WHAT NEEDS TO BE DONE
Each line of the material below should be reproduced exactly.

Collection entries
=-=-=
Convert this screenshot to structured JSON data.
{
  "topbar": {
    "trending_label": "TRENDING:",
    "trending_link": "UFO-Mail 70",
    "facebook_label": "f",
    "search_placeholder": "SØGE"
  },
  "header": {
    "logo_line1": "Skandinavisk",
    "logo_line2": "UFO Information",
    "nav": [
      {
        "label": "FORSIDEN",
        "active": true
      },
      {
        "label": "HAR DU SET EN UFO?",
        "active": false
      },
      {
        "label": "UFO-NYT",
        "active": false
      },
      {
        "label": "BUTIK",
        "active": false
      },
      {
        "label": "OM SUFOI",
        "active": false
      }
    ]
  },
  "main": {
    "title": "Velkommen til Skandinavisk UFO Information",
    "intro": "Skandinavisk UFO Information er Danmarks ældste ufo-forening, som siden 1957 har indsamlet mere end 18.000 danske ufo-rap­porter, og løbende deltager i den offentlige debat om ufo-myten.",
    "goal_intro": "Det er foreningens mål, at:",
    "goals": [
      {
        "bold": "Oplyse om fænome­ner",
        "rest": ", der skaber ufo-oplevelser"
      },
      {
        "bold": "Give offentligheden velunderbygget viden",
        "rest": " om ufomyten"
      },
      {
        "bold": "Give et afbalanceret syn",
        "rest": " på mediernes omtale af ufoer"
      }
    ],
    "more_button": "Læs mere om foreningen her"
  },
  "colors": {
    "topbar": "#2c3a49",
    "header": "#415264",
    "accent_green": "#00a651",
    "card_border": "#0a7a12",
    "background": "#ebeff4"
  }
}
=-=-=
ANSWER FOR THIS EXERCISE
Convert this screenshot to structured JSON data.
{
  "topbar": {
    "trending_label": "TRENDING:",
    "trending_link": "UFO-Mail 70",
    "facebook_label": "f",
    "search_placeholder": "SØGE"
  },
  "header": {
    "logo_line1": "Skandinavisk",
    "logo_line2": "UFO Information",
    "nav": [
      {
        "label": "FORSIDEN",
        "active": true
      },
      {
        "label": "HAR DU SET EN UFO?",
        "active": false
      },
      {
        "label": "UFO-NYT",
        "active": false
      },
      {
        "label": "BUTIK",
        "active": false
      },
      {
        "label": "OM SUFOI",
        "active": false
      }
    ]
  },
  "main": {
    "title": "Velkommen til Skandinavisk UFO Information",
    "intro": "Skandinavisk UFO Information er Danmarks ældste ufo-forening, som siden 1957 har indsamlet mere end 18.000 danske ufo-rap­porter, og løbende deltager i den offentlige debat om ufo-myten.",
    "goal_intro": "Det er foreningens mål, at:",
    "goals": [
      {
        "bold": "Oplyse om fænome­ner",
        "rest": ", der skaber ufo-oplevelser"
      },
      {
        "bold": "Give offentligheden velunderbygget viden",
        "rest": " om ufomyten"
      },
      {
        "bold": "Give et afbalanceret syn",
        "rest": " på mediernes omtale af ufoer"
      }
    ],
    "more_button": "Læs mere om foreningen her"
  },
  "colors": {
    "topbar": "#2c3a49",
    "header": "#415264",
    "accent_green": "#00a651",
    "card_border": "#0a7a12",
    "background": "#ebeff4"
  }
}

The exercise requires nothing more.